Given information.
————
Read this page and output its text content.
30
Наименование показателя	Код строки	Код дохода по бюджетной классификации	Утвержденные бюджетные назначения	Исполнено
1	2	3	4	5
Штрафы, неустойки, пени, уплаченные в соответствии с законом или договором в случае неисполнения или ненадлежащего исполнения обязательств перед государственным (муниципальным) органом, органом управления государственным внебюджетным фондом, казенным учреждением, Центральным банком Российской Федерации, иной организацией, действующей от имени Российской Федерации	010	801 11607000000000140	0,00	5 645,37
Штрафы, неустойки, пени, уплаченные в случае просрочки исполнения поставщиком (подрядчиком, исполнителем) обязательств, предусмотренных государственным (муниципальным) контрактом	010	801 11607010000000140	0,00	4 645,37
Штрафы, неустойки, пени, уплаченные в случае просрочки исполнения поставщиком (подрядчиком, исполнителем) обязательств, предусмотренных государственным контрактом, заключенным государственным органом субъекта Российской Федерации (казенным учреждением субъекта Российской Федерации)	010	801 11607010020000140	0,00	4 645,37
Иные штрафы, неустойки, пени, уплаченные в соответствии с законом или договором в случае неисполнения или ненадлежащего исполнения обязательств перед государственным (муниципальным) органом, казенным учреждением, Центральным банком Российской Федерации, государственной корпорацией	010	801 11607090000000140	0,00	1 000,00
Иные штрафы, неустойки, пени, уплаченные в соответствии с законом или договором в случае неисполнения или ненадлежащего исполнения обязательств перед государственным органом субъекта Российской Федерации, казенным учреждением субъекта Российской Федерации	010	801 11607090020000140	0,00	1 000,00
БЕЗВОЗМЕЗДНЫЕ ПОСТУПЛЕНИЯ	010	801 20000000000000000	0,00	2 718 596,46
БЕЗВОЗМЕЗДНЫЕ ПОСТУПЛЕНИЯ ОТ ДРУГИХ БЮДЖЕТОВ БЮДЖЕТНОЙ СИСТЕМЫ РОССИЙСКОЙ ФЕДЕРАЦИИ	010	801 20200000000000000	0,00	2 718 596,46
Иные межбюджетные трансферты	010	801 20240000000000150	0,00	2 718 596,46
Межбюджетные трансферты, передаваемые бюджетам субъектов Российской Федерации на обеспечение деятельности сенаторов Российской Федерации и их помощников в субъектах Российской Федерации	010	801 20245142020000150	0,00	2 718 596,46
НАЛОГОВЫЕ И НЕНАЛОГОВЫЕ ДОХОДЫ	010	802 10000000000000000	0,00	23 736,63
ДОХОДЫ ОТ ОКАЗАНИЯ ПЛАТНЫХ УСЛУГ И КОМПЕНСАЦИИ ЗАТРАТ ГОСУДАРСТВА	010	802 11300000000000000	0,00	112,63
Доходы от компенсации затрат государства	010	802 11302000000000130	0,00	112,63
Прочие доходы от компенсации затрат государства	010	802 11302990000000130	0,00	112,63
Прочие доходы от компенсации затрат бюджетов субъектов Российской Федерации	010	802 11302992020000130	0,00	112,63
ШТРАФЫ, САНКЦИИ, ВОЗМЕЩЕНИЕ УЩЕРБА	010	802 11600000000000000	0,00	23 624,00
————
Work to be completed. Make an exact copy of every entry.

Task output.
Read this page and output its text content.
30
Наименование показателя	Код строки	Код дохода по бюджетной классификации	Утвержденные бюджетные назначения	Исполнено
1	2	3	4	5
Штрафы, неустойки, пени, уплаченные в соответствии с законом или договором в случае неисполнения или ненадлежащего исполнения обязательств перед государственным (муниципальным) органом, органом управления государственным внебюджетным фондом, казенным учреждением, Центральным банком Российской Федерации, иной организацией, действующей от имени Российской Федерации	010	801 11607000000000140	0,00	5 645,37
Штрафы, неустойки, пени, уплаченные в случае просрочки исполнения поставщиком (подрядчиком, исполнителем) обязательств, предусмотренных государственным (муниципальным) контрактом	010	801 11607010000000140	0,00	4 645,37
Штрафы, неустойки, пени, уплаченные в случае просрочки исполнения поставщиком (подрядчиком, исполнителем) обязательств, предусмотренных государственным контрактом, заключенным государственным органом субъекта Российской Федерации (казенным учреждением субъекта Российской Федерации)	010	801 11607010020000140	0,00	4 645,37
Иные штрафы, неустойки, пени, уплаченные в соответствии с законом или договором в случае неисполнения или ненадлежащего исполнения обязательств перед государственным (муниципальным) органом, казенным учреждением, Центральным банком Российской Федерации, государственной корпорацией	010	801 11607090000000140	0,00	1 000,00
Иные штрафы, неустойки, пени, уплаченные в соответствии с законом или договором в случае неисполнения или ненадлежащего исполнения обязательств перед государственным органом субъекта Российской Федерации, казенным учреждением субъекта Российской Федерации	010	801 11607090020000140	0,00	1 000,00
БЕЗВОЗМЕЗДНЫЕ ПОСТУПЛЕНИЯ	010	801 20000000000000000	0,00	2 718 596,46
БЕЗВОЗМЕЗДНЫЕ ПОСТУПЛЕНИЯ ОТ ДРУГИХ БЮДЖЕТОВ БЮДЖЕТНОЙ СИСТЕМЫ РОССИЙСКОЙ ФЕДЕРАЦИИ	010	801 20200000000000000	0,00	2 718 596,46
Иные межбюджетные трансферты	010	801 20240000000000150	0,00	2 718 596,46
Межбюджетные трансферты, передаваемые бюджетам субъектов Российской Федерации на обеспечение деятельности сенаторов Российской Федерации и их помощников в субъектах Российской Федерации	010	801 20245142020000150	0,00	2 718 596,46
НАЛОГОВЫЕ И НЕНАЛОГОВЫЕ ДОХОДЫ	010	802 10000000000000000	0,00	23 736,63
ДОХОДЫ ОТ ОКАЗАНИЯ ПЛАТНЫХ УСЛУГ И КОМПЕНСАЦИИ ЗАТРАТ ГОСУДАРСТВА	010	802 11300000000000000	0,00	112,63
Доходы от компенсации затрат государства	010	802 11302000000000130	0,00	112,63
Прочие доходы от компенсации затрат государства	010	802 11302990000000130	0,00	112,63
Прочие доходы от компенсации затрат бюджетов субъектов Российской Федерации	010	802 11302992020000130	0,00	112,63
ШТРАФЫ, САНКЦИИ, ВОЗМЕЩЕНИЕ УЩЕРБА	010	802 11600000000000000	0,00	23 624,00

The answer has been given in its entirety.